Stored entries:
*****

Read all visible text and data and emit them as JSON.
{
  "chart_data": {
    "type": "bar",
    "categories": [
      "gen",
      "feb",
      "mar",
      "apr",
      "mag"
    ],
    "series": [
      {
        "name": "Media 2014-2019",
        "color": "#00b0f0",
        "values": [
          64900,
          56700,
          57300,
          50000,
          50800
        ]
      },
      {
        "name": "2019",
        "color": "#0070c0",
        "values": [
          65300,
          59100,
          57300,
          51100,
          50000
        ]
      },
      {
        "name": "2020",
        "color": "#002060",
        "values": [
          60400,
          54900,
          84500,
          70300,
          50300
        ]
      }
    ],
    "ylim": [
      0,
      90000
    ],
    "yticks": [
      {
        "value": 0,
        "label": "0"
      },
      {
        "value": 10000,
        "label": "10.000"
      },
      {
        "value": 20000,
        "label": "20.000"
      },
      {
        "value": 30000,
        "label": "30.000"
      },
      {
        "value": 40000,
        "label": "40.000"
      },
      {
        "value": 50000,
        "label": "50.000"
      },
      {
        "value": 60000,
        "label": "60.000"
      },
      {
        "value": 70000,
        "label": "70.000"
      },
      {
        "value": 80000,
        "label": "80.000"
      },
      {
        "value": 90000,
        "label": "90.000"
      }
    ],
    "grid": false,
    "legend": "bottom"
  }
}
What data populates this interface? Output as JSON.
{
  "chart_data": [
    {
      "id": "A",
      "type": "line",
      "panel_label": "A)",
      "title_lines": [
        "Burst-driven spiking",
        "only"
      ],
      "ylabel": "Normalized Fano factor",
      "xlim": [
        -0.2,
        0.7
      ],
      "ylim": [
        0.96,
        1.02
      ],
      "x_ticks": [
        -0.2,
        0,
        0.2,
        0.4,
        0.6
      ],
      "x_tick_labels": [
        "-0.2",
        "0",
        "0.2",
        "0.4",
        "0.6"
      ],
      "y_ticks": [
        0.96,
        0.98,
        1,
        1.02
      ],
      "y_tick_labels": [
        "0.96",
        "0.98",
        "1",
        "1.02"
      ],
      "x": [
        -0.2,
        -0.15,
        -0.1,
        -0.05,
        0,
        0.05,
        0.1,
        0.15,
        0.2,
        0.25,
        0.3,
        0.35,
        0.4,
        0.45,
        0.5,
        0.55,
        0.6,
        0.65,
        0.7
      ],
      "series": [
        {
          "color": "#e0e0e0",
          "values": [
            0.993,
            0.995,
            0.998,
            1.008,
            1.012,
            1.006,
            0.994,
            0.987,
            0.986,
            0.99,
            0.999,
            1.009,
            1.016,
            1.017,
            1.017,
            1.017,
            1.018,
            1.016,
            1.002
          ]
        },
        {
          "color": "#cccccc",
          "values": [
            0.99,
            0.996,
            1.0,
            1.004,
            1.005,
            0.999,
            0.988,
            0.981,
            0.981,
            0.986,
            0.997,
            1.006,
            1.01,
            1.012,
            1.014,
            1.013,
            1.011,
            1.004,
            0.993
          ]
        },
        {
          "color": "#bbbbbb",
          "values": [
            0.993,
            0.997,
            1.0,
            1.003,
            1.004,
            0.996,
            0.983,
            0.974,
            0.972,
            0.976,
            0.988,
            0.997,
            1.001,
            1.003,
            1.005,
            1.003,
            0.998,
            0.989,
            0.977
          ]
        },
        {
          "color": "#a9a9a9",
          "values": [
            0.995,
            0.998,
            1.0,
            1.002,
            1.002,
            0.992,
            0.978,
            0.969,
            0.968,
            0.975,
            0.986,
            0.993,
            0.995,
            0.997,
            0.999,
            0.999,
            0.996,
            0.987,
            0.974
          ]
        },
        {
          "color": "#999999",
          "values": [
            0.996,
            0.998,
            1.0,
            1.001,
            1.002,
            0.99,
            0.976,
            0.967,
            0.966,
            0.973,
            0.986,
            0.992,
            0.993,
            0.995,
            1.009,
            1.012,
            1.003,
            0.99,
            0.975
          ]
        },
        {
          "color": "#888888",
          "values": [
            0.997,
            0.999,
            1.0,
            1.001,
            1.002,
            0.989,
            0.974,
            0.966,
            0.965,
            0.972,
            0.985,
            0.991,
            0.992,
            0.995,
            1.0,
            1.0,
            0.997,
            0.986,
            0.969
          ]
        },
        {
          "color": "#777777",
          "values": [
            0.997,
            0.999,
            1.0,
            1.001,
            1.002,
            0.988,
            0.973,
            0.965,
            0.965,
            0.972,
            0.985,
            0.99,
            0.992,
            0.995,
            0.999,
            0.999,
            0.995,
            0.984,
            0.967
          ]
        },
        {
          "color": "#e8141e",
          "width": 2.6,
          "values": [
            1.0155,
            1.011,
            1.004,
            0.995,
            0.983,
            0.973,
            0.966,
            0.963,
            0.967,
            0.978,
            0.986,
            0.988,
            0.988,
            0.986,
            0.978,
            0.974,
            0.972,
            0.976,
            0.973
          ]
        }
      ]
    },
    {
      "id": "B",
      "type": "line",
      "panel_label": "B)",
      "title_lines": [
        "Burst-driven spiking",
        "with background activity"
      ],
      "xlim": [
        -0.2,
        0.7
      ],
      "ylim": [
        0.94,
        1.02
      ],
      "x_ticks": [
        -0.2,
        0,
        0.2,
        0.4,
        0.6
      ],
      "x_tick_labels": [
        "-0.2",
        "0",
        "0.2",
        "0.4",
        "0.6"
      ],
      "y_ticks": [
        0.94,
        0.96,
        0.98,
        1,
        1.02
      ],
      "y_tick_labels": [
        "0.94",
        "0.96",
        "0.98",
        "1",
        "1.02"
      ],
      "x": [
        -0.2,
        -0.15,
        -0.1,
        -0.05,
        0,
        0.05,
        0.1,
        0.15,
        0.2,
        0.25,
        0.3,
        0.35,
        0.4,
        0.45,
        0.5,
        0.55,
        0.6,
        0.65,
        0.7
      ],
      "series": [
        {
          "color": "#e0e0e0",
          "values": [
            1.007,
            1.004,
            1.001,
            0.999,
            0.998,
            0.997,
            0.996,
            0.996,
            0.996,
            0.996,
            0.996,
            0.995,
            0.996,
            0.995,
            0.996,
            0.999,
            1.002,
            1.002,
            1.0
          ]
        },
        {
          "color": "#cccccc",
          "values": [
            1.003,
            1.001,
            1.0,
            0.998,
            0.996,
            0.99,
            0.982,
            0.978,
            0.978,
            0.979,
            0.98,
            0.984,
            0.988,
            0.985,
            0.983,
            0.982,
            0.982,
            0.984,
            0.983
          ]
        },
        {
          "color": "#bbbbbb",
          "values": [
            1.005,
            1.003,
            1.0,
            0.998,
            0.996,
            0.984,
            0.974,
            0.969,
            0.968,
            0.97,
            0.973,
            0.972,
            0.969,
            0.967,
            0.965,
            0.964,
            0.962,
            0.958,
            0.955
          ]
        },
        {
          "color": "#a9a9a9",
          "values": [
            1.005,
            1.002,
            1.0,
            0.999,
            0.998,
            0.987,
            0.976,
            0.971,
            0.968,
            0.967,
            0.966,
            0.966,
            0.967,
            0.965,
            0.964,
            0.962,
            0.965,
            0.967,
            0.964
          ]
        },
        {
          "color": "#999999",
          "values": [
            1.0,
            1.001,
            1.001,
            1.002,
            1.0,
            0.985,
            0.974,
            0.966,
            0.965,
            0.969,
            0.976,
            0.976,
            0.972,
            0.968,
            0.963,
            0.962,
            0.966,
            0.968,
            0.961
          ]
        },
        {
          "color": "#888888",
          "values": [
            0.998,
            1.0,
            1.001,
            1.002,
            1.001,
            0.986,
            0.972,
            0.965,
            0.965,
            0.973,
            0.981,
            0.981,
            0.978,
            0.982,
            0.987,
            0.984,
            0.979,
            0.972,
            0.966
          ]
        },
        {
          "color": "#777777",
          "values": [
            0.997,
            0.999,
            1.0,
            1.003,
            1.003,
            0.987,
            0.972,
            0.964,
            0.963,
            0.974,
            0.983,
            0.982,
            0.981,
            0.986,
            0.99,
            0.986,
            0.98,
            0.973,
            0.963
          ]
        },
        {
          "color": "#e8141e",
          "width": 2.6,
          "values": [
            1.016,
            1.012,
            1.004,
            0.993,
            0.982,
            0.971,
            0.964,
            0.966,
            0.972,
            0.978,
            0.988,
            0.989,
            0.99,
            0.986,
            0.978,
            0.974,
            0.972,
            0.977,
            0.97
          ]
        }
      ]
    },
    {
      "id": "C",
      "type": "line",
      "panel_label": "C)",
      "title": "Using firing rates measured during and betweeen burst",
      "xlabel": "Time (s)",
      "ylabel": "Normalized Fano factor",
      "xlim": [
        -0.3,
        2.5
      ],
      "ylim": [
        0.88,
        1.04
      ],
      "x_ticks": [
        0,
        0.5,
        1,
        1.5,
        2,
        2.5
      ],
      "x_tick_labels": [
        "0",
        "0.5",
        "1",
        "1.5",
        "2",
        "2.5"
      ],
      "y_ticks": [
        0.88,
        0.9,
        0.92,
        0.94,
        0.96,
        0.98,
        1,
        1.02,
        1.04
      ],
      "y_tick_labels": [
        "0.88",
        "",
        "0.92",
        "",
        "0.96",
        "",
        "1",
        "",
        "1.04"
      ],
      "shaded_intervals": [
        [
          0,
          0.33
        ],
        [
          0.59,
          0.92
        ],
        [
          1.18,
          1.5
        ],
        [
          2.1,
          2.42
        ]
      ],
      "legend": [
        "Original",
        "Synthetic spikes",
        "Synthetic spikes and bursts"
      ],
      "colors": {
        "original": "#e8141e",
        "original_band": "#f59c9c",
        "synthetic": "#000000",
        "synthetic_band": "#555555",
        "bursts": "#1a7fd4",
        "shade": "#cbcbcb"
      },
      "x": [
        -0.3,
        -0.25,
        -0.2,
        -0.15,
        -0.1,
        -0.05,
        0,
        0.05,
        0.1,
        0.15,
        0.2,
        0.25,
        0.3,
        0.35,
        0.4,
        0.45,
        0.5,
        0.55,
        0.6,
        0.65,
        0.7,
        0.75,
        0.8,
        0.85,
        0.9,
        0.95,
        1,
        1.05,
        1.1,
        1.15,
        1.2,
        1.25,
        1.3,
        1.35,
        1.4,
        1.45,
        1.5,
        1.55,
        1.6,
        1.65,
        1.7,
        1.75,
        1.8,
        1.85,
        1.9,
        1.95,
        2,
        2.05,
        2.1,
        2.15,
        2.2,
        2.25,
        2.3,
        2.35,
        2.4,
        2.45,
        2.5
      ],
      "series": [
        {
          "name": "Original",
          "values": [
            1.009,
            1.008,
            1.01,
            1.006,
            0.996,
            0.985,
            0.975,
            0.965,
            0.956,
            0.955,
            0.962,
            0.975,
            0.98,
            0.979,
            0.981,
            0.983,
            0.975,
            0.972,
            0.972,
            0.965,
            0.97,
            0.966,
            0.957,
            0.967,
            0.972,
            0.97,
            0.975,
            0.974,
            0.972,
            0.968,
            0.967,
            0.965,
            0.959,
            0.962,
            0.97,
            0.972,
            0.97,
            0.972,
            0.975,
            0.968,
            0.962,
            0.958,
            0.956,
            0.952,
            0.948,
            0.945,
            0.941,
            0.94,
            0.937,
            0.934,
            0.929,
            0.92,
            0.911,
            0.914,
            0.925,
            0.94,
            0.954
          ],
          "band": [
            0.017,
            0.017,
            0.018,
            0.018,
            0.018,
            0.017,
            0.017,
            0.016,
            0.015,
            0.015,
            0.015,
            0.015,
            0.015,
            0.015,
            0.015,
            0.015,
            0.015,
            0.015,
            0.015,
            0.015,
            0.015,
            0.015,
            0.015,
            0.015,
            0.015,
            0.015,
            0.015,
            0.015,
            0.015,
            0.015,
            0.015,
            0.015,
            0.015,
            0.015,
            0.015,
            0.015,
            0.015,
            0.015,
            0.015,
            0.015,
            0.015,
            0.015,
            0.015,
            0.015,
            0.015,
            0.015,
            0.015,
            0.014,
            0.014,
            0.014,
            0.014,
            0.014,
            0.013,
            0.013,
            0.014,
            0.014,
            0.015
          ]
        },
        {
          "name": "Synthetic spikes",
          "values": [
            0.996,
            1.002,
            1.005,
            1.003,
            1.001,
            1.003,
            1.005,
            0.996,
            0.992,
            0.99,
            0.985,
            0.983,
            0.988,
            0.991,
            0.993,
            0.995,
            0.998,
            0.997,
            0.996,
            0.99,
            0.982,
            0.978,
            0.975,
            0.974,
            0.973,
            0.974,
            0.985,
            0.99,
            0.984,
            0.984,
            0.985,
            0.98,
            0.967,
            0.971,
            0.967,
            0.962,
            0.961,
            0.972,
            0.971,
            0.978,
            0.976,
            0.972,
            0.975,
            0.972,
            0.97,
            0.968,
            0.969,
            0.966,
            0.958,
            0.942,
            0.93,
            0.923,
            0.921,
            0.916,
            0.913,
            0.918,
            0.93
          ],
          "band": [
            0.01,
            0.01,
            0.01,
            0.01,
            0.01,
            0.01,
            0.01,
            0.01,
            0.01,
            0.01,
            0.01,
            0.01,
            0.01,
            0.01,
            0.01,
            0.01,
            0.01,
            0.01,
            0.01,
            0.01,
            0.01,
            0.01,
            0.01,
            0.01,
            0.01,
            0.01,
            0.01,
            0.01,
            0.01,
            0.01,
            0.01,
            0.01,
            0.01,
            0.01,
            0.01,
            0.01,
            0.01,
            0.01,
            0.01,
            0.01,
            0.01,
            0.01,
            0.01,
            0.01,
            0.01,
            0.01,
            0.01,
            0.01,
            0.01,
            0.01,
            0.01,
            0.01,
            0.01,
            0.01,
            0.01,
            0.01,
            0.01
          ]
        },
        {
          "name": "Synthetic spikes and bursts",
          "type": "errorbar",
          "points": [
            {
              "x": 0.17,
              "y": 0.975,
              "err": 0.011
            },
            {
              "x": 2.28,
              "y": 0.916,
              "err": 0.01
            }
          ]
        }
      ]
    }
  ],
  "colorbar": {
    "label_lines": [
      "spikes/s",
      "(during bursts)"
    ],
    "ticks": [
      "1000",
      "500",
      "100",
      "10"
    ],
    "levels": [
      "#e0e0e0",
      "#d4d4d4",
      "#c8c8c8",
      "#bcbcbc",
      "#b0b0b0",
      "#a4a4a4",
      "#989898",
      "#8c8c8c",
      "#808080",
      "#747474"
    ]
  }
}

*****

TASK BRIEF: Copy each line above containing the string "bursts".

SOLUTION FOR THIS TASK:
        "Synthetic spikes and bursts"
        "bursts": "#1a7fd4",
          "name": "Synthetic spikes and bursts",
      "(during bursts)"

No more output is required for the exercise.